▼

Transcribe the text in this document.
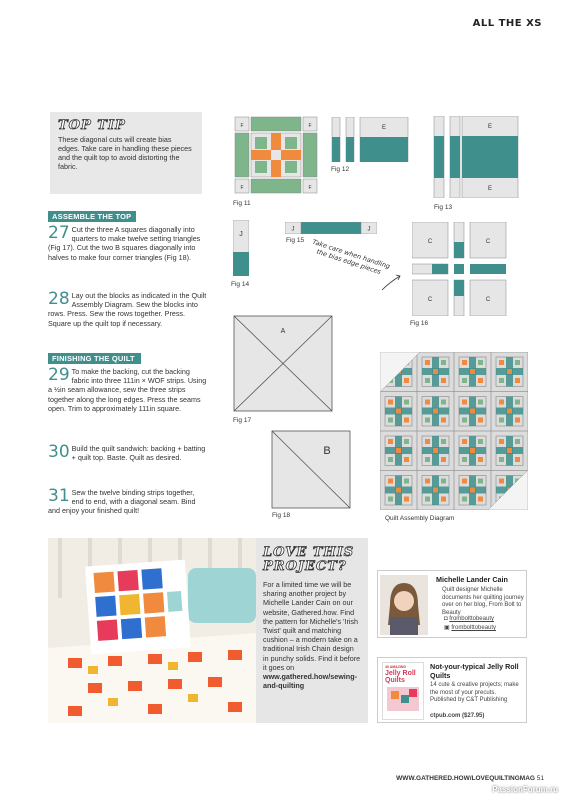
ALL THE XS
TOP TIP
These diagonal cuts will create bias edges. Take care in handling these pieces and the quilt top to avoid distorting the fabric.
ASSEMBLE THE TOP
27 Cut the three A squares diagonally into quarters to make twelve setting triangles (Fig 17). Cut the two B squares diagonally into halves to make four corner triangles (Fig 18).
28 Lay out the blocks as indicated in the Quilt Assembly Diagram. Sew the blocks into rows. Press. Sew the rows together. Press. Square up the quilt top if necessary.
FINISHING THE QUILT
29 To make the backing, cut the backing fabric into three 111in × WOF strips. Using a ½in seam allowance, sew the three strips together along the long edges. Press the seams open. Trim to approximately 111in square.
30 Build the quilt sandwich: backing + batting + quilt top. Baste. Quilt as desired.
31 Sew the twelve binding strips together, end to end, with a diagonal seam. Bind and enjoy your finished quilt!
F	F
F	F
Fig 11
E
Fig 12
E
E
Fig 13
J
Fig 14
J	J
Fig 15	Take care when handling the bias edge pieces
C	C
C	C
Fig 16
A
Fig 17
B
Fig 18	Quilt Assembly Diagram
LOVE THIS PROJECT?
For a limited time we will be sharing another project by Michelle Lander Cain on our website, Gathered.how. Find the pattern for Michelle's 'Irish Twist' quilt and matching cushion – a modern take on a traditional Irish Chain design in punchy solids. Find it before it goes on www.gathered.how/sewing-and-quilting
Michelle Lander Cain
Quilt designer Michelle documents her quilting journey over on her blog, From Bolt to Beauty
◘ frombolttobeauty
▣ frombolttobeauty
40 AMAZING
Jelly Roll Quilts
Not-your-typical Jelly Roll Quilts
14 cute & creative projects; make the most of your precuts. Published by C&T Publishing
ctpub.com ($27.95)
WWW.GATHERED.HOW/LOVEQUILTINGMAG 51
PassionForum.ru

▲

Given instruction:
In the entries above, find every line holding the word "Quilts" and copy it out.

Exercise output:
Jelly Roll Quilts
Not-your-typical Jelly Roll Quilts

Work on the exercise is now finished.